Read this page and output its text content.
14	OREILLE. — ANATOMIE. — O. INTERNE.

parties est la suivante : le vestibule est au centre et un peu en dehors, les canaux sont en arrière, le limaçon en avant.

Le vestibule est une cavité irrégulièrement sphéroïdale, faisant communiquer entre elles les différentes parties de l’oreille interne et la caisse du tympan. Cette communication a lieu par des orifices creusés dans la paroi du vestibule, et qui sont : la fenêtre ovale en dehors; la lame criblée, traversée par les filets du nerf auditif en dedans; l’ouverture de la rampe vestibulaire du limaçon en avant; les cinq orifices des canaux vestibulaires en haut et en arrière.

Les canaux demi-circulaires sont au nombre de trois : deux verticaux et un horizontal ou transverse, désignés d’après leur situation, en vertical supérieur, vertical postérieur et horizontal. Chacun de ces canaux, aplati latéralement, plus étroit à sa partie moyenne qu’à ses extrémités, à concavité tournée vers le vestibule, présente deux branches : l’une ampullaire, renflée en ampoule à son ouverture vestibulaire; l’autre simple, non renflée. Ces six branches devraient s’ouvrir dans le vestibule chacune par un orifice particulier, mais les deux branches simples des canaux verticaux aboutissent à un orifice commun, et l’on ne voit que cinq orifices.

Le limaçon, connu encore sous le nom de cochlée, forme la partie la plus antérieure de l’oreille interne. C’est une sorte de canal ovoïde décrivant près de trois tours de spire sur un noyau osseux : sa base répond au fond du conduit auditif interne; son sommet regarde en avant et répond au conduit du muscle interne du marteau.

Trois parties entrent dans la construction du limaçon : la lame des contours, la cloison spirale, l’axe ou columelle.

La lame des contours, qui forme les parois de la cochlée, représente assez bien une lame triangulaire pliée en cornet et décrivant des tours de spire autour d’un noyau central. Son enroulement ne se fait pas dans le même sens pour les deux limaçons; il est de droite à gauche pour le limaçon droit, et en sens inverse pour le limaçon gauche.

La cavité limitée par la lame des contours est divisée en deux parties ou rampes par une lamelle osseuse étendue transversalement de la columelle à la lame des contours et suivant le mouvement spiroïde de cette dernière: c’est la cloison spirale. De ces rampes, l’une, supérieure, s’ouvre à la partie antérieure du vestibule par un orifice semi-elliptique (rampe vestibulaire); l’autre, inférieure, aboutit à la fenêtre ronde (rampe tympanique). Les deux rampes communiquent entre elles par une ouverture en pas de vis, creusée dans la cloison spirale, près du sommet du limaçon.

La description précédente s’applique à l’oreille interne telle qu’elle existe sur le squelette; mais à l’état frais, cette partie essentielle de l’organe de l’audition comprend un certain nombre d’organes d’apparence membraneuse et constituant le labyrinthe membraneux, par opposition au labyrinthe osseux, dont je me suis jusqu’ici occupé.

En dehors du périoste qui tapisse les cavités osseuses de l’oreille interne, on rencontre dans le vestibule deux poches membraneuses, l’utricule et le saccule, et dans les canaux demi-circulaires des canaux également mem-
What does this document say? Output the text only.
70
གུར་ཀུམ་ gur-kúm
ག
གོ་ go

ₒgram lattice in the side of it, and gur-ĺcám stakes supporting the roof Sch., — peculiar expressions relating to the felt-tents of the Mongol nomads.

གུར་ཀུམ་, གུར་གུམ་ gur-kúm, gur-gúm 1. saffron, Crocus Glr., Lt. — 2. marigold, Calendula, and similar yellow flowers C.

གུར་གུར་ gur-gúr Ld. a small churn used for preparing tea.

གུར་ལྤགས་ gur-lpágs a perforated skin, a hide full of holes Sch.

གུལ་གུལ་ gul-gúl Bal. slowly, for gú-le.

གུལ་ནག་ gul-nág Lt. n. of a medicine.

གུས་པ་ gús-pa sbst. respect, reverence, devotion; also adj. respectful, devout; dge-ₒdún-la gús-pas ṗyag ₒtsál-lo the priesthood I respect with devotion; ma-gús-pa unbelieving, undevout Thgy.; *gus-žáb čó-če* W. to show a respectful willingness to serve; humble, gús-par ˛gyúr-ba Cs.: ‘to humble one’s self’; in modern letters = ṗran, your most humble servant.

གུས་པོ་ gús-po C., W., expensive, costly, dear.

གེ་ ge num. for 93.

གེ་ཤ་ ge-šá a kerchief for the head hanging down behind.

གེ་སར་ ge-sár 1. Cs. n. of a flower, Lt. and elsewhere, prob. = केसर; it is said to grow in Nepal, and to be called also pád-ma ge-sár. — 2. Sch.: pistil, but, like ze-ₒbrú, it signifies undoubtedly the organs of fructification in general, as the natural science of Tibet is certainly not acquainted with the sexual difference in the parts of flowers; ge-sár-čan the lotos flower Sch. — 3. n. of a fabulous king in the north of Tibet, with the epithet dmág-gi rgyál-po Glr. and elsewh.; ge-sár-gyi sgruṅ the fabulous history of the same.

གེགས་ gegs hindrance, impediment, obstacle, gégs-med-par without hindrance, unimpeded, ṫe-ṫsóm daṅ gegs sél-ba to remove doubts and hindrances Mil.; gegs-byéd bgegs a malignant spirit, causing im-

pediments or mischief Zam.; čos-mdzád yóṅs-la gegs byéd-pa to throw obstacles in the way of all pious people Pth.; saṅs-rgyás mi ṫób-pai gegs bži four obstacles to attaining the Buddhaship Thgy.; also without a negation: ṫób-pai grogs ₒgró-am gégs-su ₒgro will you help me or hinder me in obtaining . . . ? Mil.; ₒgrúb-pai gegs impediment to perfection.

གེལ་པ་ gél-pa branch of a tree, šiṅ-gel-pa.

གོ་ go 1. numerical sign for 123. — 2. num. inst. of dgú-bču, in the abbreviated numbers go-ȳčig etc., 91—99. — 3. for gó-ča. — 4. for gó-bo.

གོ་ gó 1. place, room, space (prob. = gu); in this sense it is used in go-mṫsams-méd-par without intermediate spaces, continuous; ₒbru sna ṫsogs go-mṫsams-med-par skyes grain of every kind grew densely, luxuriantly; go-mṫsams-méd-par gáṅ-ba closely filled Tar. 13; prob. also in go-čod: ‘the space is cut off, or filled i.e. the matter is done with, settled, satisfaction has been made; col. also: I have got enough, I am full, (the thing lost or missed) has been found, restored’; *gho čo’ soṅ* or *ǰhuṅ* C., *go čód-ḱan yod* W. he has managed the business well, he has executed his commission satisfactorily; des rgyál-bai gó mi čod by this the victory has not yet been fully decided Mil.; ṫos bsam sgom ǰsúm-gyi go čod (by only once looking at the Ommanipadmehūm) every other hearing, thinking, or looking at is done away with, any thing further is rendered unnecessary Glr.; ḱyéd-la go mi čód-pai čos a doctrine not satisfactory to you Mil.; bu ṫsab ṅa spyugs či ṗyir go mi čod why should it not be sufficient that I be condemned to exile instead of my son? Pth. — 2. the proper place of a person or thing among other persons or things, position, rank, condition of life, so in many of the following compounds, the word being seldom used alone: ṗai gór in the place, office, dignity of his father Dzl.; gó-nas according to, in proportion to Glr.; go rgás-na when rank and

+++++

● **Task**
From the records above, pull out each line that has "flowers".

● **Answer to this exercise**
གུར་ཀུམ་, གུར་གུམ་ gur-kúm, gur-gúm 1. saffron, Crocus Glr., Lt. — 2. marigold, Calendula, and similar yellow flowers C.
གེ་སར་ ge-sár 1. Cs. n. of a flower, Lt. and elsewhere, prob. = केसर; it is said to grow in Nepal, and to be called also pád-ma ge-sár. — 2. Sch.: pistil, but, like ze-ₒbrú, it signifies undoubtedly the organs of fructification in general, as the natural science of Tibet is certainly not acquainted with the sexual difference in the parts of flowers; ge-sár-čan the lotos flower Sch. — 3. n. of a fabulous king in the north of Tibet, with the epithet dmág-gi rgyál-po Glr. and elsewh.; ge-sár-gyi sgruṅ the fabulous history of the same.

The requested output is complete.